> **Input material**
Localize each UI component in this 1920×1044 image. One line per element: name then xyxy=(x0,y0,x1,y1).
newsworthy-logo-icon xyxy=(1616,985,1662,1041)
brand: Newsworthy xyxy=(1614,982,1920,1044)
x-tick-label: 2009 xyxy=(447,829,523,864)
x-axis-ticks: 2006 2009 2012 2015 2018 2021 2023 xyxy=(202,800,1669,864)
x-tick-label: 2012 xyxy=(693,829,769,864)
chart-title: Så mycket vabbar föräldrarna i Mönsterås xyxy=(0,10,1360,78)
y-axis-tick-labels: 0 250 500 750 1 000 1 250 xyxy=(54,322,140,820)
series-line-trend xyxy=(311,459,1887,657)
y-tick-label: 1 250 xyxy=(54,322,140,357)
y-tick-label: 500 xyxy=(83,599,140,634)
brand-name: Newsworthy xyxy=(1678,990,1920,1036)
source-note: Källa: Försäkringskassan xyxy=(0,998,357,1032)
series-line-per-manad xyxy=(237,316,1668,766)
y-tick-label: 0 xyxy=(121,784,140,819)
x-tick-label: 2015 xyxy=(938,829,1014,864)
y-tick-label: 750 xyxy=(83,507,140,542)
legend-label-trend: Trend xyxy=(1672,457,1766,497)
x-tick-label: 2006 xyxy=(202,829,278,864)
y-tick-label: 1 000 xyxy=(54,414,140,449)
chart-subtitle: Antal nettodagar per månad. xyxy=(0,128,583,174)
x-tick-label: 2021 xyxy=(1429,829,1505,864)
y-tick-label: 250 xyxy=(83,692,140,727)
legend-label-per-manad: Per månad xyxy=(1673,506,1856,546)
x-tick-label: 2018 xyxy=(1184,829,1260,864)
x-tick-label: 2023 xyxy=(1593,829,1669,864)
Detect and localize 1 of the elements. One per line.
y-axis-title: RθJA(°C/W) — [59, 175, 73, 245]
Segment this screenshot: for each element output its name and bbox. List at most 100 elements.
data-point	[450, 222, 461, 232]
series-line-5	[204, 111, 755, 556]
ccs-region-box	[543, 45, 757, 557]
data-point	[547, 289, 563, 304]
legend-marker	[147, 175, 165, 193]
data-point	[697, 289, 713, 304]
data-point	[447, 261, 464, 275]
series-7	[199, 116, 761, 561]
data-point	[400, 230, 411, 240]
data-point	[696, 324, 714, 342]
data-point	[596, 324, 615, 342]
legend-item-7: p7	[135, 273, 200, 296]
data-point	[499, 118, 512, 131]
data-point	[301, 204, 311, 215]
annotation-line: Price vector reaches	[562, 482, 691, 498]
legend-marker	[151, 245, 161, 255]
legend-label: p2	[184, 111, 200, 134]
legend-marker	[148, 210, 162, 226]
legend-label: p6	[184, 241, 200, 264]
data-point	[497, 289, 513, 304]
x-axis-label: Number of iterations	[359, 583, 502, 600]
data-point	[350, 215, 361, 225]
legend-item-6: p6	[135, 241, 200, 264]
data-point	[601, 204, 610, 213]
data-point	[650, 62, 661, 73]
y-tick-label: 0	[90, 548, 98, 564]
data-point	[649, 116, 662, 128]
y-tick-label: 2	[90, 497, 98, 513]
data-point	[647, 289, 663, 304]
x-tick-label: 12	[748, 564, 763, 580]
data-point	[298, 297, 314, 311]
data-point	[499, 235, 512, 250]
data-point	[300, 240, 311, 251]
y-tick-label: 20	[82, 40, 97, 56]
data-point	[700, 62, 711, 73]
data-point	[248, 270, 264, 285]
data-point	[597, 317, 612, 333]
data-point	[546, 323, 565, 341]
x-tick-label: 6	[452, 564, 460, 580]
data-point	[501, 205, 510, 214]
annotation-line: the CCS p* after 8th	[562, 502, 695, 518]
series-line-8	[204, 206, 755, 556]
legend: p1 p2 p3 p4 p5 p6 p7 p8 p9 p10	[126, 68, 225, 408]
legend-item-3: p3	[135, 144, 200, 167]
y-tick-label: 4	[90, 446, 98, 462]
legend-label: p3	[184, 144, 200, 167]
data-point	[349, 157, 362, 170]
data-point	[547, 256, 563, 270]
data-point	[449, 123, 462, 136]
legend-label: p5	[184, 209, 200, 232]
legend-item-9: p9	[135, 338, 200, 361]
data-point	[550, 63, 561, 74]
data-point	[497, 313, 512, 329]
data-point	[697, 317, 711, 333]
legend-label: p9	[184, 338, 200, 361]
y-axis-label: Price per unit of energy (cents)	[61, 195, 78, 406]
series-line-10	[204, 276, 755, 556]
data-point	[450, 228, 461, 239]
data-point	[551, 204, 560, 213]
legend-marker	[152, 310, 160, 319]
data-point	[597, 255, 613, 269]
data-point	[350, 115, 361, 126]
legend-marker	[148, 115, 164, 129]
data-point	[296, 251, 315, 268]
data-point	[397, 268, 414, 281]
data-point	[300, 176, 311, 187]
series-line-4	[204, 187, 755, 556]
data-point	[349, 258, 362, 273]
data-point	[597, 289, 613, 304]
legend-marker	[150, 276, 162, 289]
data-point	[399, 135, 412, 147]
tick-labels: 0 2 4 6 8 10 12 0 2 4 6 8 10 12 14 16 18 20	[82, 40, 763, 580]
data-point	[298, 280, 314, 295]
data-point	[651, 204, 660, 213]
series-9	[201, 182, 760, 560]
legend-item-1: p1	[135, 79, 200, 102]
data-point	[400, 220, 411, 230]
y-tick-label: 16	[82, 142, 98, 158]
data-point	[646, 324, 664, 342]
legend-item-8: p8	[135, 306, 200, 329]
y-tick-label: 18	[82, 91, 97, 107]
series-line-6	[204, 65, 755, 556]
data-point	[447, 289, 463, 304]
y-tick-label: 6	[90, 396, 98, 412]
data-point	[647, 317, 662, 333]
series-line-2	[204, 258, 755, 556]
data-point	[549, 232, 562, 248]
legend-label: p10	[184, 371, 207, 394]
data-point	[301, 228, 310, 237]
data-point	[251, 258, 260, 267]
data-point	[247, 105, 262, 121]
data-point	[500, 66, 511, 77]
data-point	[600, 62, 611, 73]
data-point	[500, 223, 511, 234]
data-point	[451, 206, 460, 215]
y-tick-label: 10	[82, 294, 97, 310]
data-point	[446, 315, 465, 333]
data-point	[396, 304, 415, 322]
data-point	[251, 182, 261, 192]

> **What to do**
Copy the records above word for word, from the first line through the line containing "222, 461, 232]", including both of those lines.

> **Exercise response**
Localize each UI component in this 1920×1044 image. One line per element: name then xyxy=(x0,y0,x1,y1).
newsworthy-logo-icon xyxy=(1616,985,1662,1041)
brand: Newsworthy xyxy=(1614,982,1920,1044)
x-tick-label: 2009 xyxy=(447,829,523,864)
x-axis-ticks: 2006 2009 2012 2015 2018 2021 2023 xyxy=(202,800,1669,864)
x-tick-label: 2012 xyxy=(693,829,769,864)
chart-title: Så mycket vabbar föräldrarna i Mönsterås xyxy=(0,10,1360,78)
y-axis-tick-labels: 0 250 500 750 1 000 1 250 xyxy=(54,322,140,820)
series-line-trend xyxy=(311,459,1887,657)
y-tick-label: 1 250 xyxy=(54,322,140,357)
y-tick-label: 500 xyxy=(83,599,140,634)
brand-name: Newsworthy xyxy=(1678,990,1920,1036)
source-note: Källa: Försäkringskassan xyxy=(0,998,357,1032)
series-line-per-manad xyxy=(237,316,1668,766)
y-tick-label: 0 xyxy=(121,784,140,819)
x-tick-label: 2015 xyxy=(938,829,1014,864)
y-tick-label: 750 xyxy=(83,507,140,542)
legend-label-trend: Trend xyxy=(1672,457,1766,497)
x-tick-label: 2006 xyxy=(202,829,278,864)
y-tick-label: 1 000 xyxy=(54,414,140,449)
chart-subtitle: Antal nettodagar per månad. xyxy=(0,128,583,174)
x-tick-label: 2021 xyxy=(1429,829,1505,864)
y-tick-label: 250 xyxy=(83,692,140,727)
legend-label-per-manad: Per månad xyxy=(1673,506,1856,546)
x-tick-label: 2018 xyxy=(1184,829,1260,864)
x-tick-label: 2023 xyxy=(1593,829,1669,864)
Detect and localize 1 of the elements. One per line.
y-axis-title: RθJA(°C/W) — [59, 175, 73, 245]
Segment this screenshot: for each element output its name and bbox. List at most 100 elements.
data-point	[450, 222, 461, 232]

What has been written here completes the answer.